Exercise details: Below are some records; repeat them all exactly, minus the pictures.

Dataset items:
═══

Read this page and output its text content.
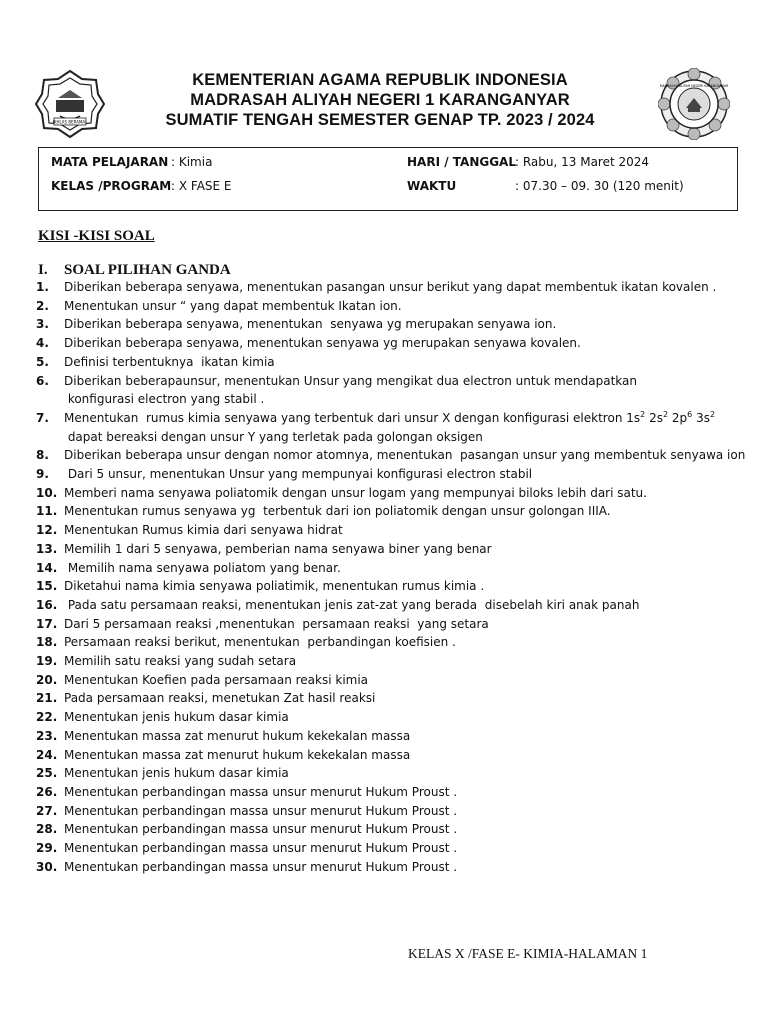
IKHLAS BERAMAL
MADRASAH ALIYAH NEGERI KARANGANYAR
KEMENTERIAN AGAMA REPUBLIK INDONESIA
MADRASAH ALIYAH NEGERI 1 KARANGANYAR
SUMATIF TENGAH SEMESTER GENAP TP. 2023 / 2024
MATA PELAJARAN : Kimia	HARI / TANGGAL : Rabu, 13 Maret 2024
KELAS /PROGRAM : X FASE E	WAKTU	: 07.30 – 09. 30 (120 menit)
KISI -KISI SOAL
I. SOAL PILIHAN GANDA
1.	Diberikan beberapa senyawa, menentukan pasangan unsur berikut yang dapat membentuk ikatan kovalen .
2.	Menentukan unsur “ yang dapat membentuk Ikatan ion.
3.	Diberikan beberapa senyawa, menentukan  senyawa yg merupakan senyawa ion.
4.	Diberikan beberapa senyawa, menentukan senyawa yg merupakan senyawa kovalen.
5.	Definisi terbentuknya  ikatan kimia
6.	Diberikan beberapaunsur, menentukan Unsur yang mengikat dua electron untuk mendapatkan
konfigurasi electron yang stabil .
7.	Menentukan  rumus kimia senyawa yang terbentuk dari unsur X dengan konfigurasi elektron $1s^2$ $2s^2$ $2p^6$ $3s^2$
dapat bereaksi dengan unsur Y yang terletak pada golongan oksigen
8.	Diberikan beberapa unsur dengan nomor atomnya, menentukan  pasangan unsur yang membentuk senyawa ion
9.	Dari 5 unsur, menentukan Unsur yang mempunyai konfigurasi electron stabil
10. Memberi nama senyawa poliatomik dengan unsur logam yang mempunyai biloks lebih dari satu.
11. Menentukan rumus senyawa yg  terbentuk dari ion poliatomik dengan unsur golongan IIIA.
12. Menentukan Rumus kimia dari senyawa hidrat
13. Memilih 1 dari 5 senyawa, pemberian nama senyawa biner yang benar
14. Memilih nama senyawa poliatom yang benar.
15. Diketahui nama kimia senyawa poliatimik, menentukan rumus kimia .
16. Pada satu persamaan reaksi, menentukan jenis zat-zat yang berada  disebelah kiri anak panah
17. Dari 5 persamaan reaksi ,menentukan  persamaan reaksi  yang setara
18. Persamaan reaksi berikut, menentukan  perbandingan koefisien .
19. Memilih satu reaksi yang sudah setara
20. Menentukan Koefien pada persamaan reaksi kimia
21. Pada persamaan reaksi, menetukan Zat hasil reaksi
22. Menentukan jenis hukum dasar kimia
23. Menentukan massa zat menurut hukum kekekalan massa
24. Menentukan massa zat menurut hukum kekekalan massa
25. Menentukan jenis hukum dasar kimia
26. Menentukan perbandingan massa unsur menurut Hukum Proust .
27. Menentukan perbandingan massa unsur menurut Hukum Proust .
28. Menentukan perbandingan massa unsur menurut Hukum Proust .
29. Menentukan perbandingan massa unsur menurut Hukum Proust .
30. Menentukan perbandingan massa unsur menurut Hukum Proust .
KELAS X /FASE E- KIMIA-HALAMAN 1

═══

Solution:
Read this page and output its text content.
IKHLAS BERAMAL
MADRASAH ALIYAH NEGERI KARANGANYAR
KEMENTERIAN AGAMA REPUBLIK INDONESIA
MADRASAH ALIYAH NEGERI 1 KARANGANYAR
SUMATIF TENGAH SEMESTER GENAP TP. 2023 / 2024
MATA PELAJARAN : Kimia	HARI / TANGGAL : Rabu, 13 Maret 2024
KELAS /PROGRAM : X FASE E	WAKTU	: 07.30 – 09. 30 (120 menit)
KISI -KISI SOAL
I. SOAL PILIHAN GANDA
1.	Diberikan beberapa senyawa, menentukan pasangan unsur berikut yang dapat membentuk ikatan kovalen .
2.	Menentukan unsur “ yang dapat membentuk Ikatan ion.
3.	Diberikan beberapa senyawa, menentukan  senyawa yg merupakan senyawa ion.
4.	Diberikan beberapa senyawa, menentukan senyawa yg merupakan senyawa kovalen.
5.	Definisi terbentuknya  ikatan kimia
6.	Diberikan beberapaunsur, menentukan Unsur yang mengikat dua electron untuk mendapatkan
konfigurasi electron yang stabil .
7.	Menentukan  rumus kimia senyawa yang terbentuk dari unsur X dengan konfigurasi elektron $1s^2$ $2s^2$ $2p^6$ $3s^2$
dapat bereaksi dengan unsur Y yang terletak pada golongan oksigen
8.	Diberikan beberapa unsur dengan nomor atomnya, menentukan  pasangan unsur yang membentuk senyawa ion
9.	Dari 5 unsur, menentukan Unsur yang mempunyai konfigurasi electron stabil
10. Memberi nama senyawa poliatomik dengan unsur logam yang mempunyai biloks lebih dari satu.
11. Menentukan rumus senyawa yg  terbentuk dari ion poliatomik dengan unsur golongan IIIA.
12. Menentukan Rumus kimia dari senyawa hidrat
13. Memilih 1 dari 5 senyawa, pemberian nama senyawa biner yang benar
14. Memilih nama senyawa poliatom yang benar.
15. Diketahui nama kimia senyawa poliatimik, menentukan rumus kimia .
16. Pada satu persamaan reaksi, menentukan jenis zat-zat yang berada  disebelah kiri anak panah
17. Dari 5 persamaan reaksi ,menentukan  persamaan reaksi  yang setara
18. Persamaan reaksi berikut, menentukan  perbandingan koefisien .
19. Memilih satu reaksi yang sudah setara
20. Menentukan Koefien pada persamaan reaksi kimia
21. Pada persamaan reaksi, menetukan Zat hasil reaksi
22. Menentukan jenis hukum dasar kimia
23. Menentukan massa zat menurut hukum kekekalan massa
24. Menentukan massa zat menurut hukum kekekalan massa
25. Menentukan jenis hukum dasar kimia
26. Menentukan perbandingan massa unsur menurut Hukum Proust .
27. Menentukan perbandingan massa unsur menurut Hukum Proust .
28. Menentukan perbandingan massa unsur menurut Hukum Proust .
29. Menentukan perbandingan massa unsur menurut Hukum Proust .
30. Menentukan perbandingan massa unsur menurut Hukum Proust .
KELAS X /FASE E- KIMIA-HALAMAN 1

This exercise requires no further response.